Saved entries:
┄┄┄┄┄┄┄┄┄┄┄┄┄┄┄┄┄┄┄┄

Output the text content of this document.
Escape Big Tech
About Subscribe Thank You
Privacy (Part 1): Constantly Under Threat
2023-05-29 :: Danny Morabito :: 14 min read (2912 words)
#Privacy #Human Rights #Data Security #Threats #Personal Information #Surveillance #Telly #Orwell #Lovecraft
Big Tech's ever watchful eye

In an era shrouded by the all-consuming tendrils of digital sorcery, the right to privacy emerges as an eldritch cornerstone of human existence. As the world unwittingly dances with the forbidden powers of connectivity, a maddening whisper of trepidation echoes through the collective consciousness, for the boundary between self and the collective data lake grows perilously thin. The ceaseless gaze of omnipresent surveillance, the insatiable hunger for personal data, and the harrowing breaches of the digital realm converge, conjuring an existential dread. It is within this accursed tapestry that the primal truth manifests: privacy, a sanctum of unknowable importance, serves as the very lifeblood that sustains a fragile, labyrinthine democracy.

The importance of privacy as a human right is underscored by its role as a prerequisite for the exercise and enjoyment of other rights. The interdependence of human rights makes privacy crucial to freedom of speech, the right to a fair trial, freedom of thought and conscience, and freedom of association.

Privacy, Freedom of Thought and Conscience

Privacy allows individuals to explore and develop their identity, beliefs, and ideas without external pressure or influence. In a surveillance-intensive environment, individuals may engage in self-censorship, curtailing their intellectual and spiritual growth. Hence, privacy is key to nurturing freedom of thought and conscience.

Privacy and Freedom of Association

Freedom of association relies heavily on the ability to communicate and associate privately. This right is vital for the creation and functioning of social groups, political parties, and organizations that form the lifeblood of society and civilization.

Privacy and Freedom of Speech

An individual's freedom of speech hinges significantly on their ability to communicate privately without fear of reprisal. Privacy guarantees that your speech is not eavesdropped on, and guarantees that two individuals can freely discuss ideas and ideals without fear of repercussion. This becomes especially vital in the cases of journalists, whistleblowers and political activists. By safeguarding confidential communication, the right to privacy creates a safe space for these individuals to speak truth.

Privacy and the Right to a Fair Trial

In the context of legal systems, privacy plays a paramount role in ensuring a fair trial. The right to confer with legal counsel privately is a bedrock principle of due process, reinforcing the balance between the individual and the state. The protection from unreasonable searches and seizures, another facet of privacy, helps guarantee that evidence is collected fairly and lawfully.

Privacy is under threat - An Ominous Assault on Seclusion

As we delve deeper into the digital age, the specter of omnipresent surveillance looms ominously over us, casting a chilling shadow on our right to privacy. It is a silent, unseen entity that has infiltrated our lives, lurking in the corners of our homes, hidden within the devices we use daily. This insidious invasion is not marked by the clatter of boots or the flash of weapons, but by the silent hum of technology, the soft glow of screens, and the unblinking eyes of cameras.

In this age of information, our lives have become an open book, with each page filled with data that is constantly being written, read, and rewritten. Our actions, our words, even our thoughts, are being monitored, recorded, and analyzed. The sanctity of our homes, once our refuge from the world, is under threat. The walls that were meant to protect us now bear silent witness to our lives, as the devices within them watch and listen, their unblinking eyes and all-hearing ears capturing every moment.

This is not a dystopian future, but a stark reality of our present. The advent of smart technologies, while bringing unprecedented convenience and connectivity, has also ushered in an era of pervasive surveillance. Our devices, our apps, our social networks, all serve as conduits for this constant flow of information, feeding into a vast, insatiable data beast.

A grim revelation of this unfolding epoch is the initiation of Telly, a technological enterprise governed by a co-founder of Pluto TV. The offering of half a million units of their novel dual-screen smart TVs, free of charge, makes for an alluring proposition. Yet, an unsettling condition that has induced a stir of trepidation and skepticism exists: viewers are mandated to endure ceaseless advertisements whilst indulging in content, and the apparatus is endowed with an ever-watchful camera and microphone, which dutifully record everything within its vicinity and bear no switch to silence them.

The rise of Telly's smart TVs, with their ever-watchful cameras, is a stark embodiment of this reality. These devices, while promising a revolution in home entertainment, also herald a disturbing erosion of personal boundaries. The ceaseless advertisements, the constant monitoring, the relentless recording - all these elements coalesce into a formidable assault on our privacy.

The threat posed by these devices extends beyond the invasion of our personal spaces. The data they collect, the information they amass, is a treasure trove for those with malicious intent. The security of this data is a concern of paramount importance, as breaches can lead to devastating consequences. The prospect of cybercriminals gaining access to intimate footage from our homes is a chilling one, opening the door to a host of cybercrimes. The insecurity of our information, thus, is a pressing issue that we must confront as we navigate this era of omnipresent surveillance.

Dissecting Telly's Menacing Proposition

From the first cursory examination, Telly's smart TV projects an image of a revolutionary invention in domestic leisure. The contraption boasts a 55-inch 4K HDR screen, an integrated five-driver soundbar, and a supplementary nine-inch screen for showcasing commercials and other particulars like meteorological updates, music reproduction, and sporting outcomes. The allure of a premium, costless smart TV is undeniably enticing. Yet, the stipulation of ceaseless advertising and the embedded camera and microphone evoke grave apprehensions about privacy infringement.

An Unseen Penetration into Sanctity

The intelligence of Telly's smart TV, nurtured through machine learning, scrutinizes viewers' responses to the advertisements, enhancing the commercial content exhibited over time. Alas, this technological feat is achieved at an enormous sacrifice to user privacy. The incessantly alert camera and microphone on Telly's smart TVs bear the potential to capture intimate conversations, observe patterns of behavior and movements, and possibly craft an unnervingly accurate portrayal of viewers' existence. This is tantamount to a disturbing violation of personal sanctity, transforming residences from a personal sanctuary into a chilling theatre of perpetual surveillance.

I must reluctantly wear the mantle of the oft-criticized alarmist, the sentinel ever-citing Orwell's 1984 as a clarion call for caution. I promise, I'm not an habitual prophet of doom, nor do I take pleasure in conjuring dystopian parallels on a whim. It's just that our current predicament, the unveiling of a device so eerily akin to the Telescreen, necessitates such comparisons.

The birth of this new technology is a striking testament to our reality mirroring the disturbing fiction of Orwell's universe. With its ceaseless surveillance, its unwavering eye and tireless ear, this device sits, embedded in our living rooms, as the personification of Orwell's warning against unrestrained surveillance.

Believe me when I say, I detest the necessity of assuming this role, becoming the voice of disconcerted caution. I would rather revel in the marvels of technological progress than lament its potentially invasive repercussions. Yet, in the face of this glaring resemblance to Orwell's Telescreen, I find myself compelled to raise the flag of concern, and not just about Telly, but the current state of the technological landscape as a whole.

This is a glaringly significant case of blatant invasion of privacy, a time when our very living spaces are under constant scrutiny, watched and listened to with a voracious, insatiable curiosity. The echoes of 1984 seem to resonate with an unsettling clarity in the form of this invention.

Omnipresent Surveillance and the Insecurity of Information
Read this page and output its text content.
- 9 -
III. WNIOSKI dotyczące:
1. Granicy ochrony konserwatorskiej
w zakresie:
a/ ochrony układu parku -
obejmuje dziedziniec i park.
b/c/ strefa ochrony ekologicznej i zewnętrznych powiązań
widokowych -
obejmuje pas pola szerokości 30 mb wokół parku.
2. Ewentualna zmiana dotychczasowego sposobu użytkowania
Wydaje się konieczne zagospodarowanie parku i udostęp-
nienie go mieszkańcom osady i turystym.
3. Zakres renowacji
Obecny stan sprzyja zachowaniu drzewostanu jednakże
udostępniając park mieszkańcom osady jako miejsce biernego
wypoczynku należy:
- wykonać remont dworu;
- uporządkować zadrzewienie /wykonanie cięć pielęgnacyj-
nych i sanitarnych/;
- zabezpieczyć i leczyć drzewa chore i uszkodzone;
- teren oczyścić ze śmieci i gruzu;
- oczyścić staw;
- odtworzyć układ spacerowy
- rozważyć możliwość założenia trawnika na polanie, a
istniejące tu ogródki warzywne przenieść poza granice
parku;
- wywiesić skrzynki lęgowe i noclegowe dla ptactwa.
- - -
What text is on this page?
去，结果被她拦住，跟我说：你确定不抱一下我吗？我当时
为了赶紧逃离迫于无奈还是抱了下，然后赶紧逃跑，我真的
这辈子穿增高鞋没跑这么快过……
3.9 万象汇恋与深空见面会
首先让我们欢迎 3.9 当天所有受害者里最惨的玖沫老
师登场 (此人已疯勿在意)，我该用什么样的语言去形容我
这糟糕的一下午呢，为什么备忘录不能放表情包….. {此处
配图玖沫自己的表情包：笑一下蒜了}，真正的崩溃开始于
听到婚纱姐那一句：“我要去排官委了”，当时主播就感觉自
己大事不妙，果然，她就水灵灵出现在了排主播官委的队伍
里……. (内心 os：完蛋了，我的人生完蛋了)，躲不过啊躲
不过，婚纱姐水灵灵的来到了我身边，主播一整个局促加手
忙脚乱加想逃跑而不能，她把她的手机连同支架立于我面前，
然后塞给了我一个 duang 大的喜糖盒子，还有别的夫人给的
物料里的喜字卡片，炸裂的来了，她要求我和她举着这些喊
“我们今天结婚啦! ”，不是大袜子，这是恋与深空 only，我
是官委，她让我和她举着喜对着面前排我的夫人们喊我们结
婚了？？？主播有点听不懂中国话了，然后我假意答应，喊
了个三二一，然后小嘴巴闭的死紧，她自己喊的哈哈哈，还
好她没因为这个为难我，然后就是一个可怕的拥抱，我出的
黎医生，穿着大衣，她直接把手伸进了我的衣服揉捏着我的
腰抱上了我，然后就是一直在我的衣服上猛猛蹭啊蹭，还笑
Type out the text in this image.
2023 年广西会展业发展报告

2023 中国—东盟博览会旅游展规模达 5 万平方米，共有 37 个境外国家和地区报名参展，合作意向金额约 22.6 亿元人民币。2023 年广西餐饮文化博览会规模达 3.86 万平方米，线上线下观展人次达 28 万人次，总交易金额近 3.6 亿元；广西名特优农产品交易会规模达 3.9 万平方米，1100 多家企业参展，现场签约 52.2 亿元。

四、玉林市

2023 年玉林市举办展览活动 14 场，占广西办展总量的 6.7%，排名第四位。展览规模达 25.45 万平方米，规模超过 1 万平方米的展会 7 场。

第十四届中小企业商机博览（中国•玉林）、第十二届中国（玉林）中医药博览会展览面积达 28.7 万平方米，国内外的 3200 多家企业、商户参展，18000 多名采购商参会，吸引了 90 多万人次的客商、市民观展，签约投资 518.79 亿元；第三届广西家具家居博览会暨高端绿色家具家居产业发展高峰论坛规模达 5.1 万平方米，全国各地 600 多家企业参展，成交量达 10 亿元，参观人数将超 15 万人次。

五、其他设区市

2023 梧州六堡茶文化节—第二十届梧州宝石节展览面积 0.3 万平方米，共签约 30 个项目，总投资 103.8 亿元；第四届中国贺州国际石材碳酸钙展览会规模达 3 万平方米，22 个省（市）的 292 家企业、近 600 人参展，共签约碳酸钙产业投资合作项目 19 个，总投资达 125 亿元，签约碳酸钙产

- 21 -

┄┄┄┄┄┄┄┄┄┄┄┄┄┄┄┄┄┄┄┄

WHAT IS BEING ASKED.
Count how many lines of the data include the word "without". Your reply should be that number alone.

WRITTEN SOLUTION.
2